* Task goal *
Copy out each line of the data that holds the word "Level".

* Information shown *
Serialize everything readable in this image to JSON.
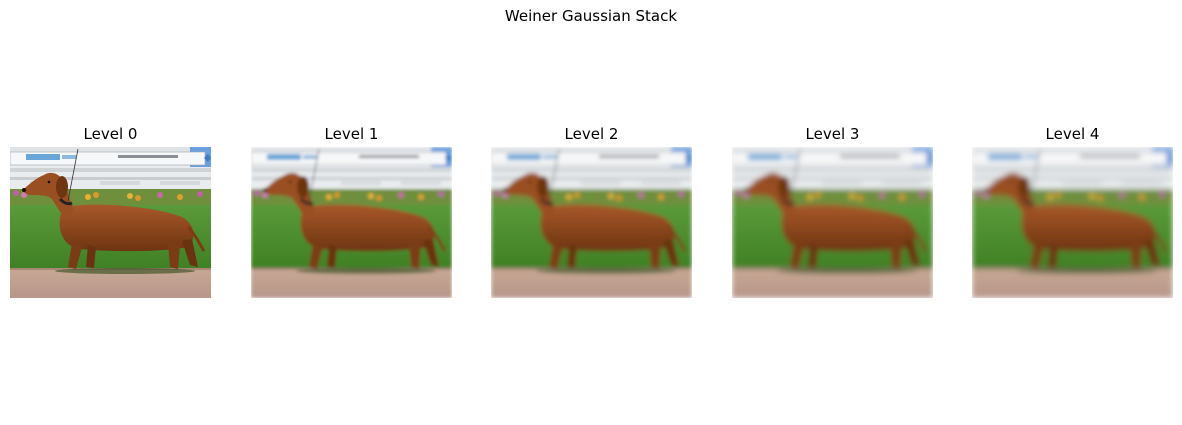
{
  "figure": {
    "title": "Weiner Gaussian Stack"
  },
  "panels": [
    {
      "label": "Level 0",
      "blur": 0
    },
    {
      "label": "Level 1",
      "blur": 1.6
    },
    {
      "label": "Level 2",
      "blur": 2.2
    },
    {
      "label": "Level 3",
      "blur": 2.6
    },
    {
      "label": "Level 4",
      "blur": 2.9
    }
  ]
}
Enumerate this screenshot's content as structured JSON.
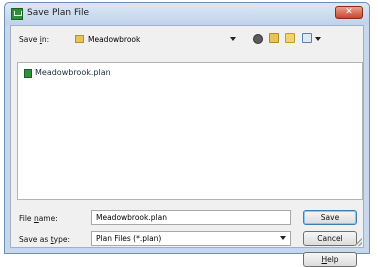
{
  "window": {
    "title": "Save Plan File",
    "close_glyph": "✕"
  },
  "save_in": {
    "label_pre": "Save ",
    "label_accel": "i",
    "label_post": "n:",
    "folder": "Meadowbrook"
  },
  "toolbar": {
    "icons": [
      "back-icon",
      "up-folder-icon",
      "new-folder-icon",
      "view-menu-icon"
    ]
  },
  "files": [
    {
      "name": "Meadowbrook.plan",
      "icon": "plan-file-icon"
    }
  ],
  "file_name": {
    "label_pre": "File ",
    "label_accel": "n",
    "label_post": "ame:",
    "value": "Meadowbrook.plan"
  },
  "save_as_type": {
    "label_pre": "Save as ",
    "label_accel": "t",
    "label_post": "ype:",
    "value": "Plan Files (*.plan)"
  },
  "buttons": {
    "save": "Save",
    "cancel": "Cancel",
    "help_accel": "H",
    "help_rest": "elp"
  },
  "colors": {
    "accent": "#3c7fb1",
    "close": "#c8452d",
    "app_icon": "#2f8f3a"
  }
}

* Result for this task *
      "label": "Level 0",
      "label": "Level 1",
      "label": "Level 2",
      "label": "Level 3",
      "label": "Level 4",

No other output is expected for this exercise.